> _Page_:
---+---

To handle aggregate accesses correctly, we need to know the size of the 
access in addition to the offset. Since the current format doesn't store 
sizes, it doesn't seem possible to do much more than we already do about 
aggregate accesses. This is further complicated by the fact that calls 
like memcpy() have their own format of metadata nodes.

 > For the 'NewFormat', The 'MayAlias' should be based on
overlap of  
{OffsetInBase,  BaseTag.getSize} and {SubobjecTag.getOffset(), 
SubobjectTag.getSize()}
 > I am not sure if the same holds for the 'GenericTag'.

Correct. As to the generic tag, this needs some very careful analysis 
and extensive testing, but generally I would expect it to be built so that:
  - its base type is the matching type in the considered access chains,
  - its access type is the generic type of the two access types being 
matched and
  - its range (offset + size) is the union of the matched access ranges.

Regards,


On 05/06/2019 15:45, Jeroen Dobbelaere wrote:
> Hi Ivan,
>
> The code that we have is indeed different from what the 'standard
llvm' expects. Let me explain:
>
> in our version we came into this situation in two steps:
> 1)  I added support for 'special types' that map directly to types
supported by hardware.
> These types are represented by a struct containing a single iXXX member,
providing the necessary bits
> of the type, and at the same time avoiding any change in the bits (if it
would have been represented
> by a pure iXXX). They need to be handled similarly as a fundamental type,
so we provided support for that,
> resulting in clang generating load/store instructions that work on a
'struct'.
>
> In order to get this working (for tbaa), I had to relax the check for
access type, as it now could see an aggregate type
> (that behaved as a fundamental type).
>
> 2) later on, we noticed that sroa (if I remember correctly) produced better
code if it could work on load/store instructions of aggregates instead of
> llvm.memcpy. I adapted clang to also emit load/store pairs for small
structs. Just like with the special 'struct type', we the
load/store's are decorated with
> the struct and the size of the struct as access TBAAAccessInfo information.
>
> At that time all looked fine, but recently, csmith testing has been showing
cases where alias analysis is now too aggressive.
>
> An easy way out is of course to fall back to llvm.memcpy, but that blocks a
lot of possible optimizations, as it loses all the TBAA information.
>
> (In the original example: because of the llvm.memcpy, it does no matter if
the *p=y  copy is for a 'S' or for a different 'struct T'. In
both cases, it blocks the optimization of the 'x.f' )

---+---

> _Records_:

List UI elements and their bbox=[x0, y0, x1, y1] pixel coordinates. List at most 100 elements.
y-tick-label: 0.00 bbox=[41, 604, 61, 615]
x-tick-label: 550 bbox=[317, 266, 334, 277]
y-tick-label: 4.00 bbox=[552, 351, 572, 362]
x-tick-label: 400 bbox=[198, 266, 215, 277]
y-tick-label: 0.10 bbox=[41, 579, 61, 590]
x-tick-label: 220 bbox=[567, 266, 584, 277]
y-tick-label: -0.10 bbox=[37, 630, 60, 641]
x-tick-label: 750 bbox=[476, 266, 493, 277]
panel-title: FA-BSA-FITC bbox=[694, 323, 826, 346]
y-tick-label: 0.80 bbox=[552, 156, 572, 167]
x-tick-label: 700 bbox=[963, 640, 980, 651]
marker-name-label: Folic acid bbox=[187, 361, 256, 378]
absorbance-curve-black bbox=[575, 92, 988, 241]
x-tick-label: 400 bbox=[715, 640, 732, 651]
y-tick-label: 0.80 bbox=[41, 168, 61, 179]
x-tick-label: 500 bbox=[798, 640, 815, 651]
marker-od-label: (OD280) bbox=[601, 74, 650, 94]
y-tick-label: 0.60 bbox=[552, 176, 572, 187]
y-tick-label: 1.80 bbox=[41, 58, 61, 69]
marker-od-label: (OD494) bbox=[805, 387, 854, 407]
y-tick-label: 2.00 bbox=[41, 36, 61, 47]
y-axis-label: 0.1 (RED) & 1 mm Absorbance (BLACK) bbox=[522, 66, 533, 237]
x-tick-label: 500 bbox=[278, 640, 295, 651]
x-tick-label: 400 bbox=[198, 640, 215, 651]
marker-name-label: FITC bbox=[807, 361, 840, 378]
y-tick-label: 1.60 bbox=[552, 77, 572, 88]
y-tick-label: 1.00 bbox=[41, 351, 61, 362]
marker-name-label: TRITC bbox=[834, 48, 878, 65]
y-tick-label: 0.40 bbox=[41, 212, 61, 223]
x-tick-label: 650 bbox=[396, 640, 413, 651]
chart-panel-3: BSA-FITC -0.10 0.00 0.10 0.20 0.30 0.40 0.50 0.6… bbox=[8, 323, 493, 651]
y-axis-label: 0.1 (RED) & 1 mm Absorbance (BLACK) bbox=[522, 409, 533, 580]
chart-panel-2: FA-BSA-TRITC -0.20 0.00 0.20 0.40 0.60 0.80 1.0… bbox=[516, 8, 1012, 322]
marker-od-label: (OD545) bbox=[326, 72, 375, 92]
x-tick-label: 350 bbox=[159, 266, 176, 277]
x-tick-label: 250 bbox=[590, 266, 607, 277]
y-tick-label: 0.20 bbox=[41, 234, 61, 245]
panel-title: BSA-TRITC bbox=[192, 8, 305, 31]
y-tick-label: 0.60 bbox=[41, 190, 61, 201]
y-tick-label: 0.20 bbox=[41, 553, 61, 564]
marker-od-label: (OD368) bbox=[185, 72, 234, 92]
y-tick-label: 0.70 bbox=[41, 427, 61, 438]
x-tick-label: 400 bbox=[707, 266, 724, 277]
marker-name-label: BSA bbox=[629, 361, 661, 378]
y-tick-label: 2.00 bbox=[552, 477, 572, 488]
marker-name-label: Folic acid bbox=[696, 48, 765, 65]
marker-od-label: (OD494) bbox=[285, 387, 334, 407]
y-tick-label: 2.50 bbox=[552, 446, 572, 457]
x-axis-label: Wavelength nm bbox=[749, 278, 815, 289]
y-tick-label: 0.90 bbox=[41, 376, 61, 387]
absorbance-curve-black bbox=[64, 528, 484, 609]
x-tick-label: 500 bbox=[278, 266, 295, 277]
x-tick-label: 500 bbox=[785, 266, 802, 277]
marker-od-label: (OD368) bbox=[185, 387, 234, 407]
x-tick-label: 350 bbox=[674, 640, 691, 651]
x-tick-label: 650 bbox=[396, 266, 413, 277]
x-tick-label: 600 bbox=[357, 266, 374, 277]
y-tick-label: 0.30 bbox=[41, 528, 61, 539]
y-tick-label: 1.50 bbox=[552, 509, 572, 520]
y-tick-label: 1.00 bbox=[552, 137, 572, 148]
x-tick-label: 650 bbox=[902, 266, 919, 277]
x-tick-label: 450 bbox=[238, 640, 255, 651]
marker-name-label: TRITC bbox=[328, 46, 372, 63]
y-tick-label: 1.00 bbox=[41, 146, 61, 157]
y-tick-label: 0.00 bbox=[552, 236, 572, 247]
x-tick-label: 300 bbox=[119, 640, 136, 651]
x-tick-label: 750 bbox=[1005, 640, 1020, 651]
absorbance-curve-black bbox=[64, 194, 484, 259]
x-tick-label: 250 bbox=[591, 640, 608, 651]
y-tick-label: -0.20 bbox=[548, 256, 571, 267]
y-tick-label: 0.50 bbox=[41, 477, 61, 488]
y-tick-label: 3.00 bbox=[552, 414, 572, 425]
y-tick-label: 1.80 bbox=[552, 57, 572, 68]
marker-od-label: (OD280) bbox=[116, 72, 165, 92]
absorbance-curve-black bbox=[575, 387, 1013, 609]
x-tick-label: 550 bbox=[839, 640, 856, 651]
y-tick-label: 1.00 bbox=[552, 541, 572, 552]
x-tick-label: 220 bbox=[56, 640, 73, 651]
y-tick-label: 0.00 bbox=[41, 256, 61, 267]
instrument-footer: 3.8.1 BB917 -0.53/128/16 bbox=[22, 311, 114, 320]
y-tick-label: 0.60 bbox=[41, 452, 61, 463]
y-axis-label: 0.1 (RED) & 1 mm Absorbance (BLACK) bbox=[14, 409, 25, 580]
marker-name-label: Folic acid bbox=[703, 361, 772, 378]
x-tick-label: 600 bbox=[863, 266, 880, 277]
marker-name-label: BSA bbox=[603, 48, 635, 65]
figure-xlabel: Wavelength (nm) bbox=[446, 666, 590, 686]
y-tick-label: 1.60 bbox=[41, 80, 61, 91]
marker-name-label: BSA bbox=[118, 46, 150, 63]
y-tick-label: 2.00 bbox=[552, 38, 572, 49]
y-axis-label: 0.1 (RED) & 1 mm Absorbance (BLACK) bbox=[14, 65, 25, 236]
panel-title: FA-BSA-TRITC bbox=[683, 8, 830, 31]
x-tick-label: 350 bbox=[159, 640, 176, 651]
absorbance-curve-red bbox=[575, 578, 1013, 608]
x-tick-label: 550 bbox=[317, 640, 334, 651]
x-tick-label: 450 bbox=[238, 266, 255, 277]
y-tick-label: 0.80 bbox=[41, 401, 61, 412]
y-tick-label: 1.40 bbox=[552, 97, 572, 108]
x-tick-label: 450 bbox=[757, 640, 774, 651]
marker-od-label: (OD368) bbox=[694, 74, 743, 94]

---+---

> _What is asked_:
[a] In the TBAA discussion, what does the current format fail to store that would be needed to handle aggregate accesses correctly?
[b] Write the next part of the TBAA discussion, picking up after its final sentence.

> _Per-task answers_:
[a] The size of the access.

[b]
>
> With the current understanding that I have about the problem and about the
TBAA implementation, I am not sure that it is easy to fix with the default
struct path tbaa.
> With the 'new struct path tbaa', as it also tracks the access size,
I do see a possible solution:
>
> in TypeBasedAliasAnalysis.cpp,  in function bool
mayBeAccessToSubobjectOf(...):
>
>
https://github.com/llvm/llvm-project/blob/master/llvm/lib/Analysis/TypeBasedAliasAnalysis.cpp#L619
>
>    if (BaseType.getNode() == SubobjectTag.getBaseType()) {
>          bool SameMemberAccess = OffsetInBase == SubobjectTag.getOffset();
// **** HERE
>          if (GenericTag) {
>            *GenericTag = SameMemberAccess ? SubobjectTag.getNode() :
>                                             createAccessTag(CommonType);
>          }
>          MayAlias = SameMemberAccess;
>          return true;
>    }
>
> For the 'NewFormat', The 'MayAlias' should be based on
overlap of   {OffsetInBase,  BaseTag.getSize} and {SubobjecTag.getOffset(),
SubobjectTag.getSize()}
> I am not sure if the same holds for the 'GenericTag'.
>
> Do you think that would cause other problems ?
>
> Thanks,
>
> Jeroen Dobbelaere
>
>> -----Original Message-----
>> From: Ivan Kosarev <ivan at kosarev.info>
>> Sent: Wednesday, June 5, 2019 12:25
>> To: Jeroen Dobbelaere <Jeroen.Dobbelaere at synopsys.com>; llvm-
>> dev at lists.llvm.org
>> Cc: Ivan Kosarev <ikosarev at accesssoftek.com>
>> Subject: Re: [llvm-dev] llvm-ir: TBAA and struct copies
>>
>> Hello Jeroen,
>>
>> AFAIR, with the current TBAA format the access type shall never be an
>> aggregate, so the !10 node looks suspicious.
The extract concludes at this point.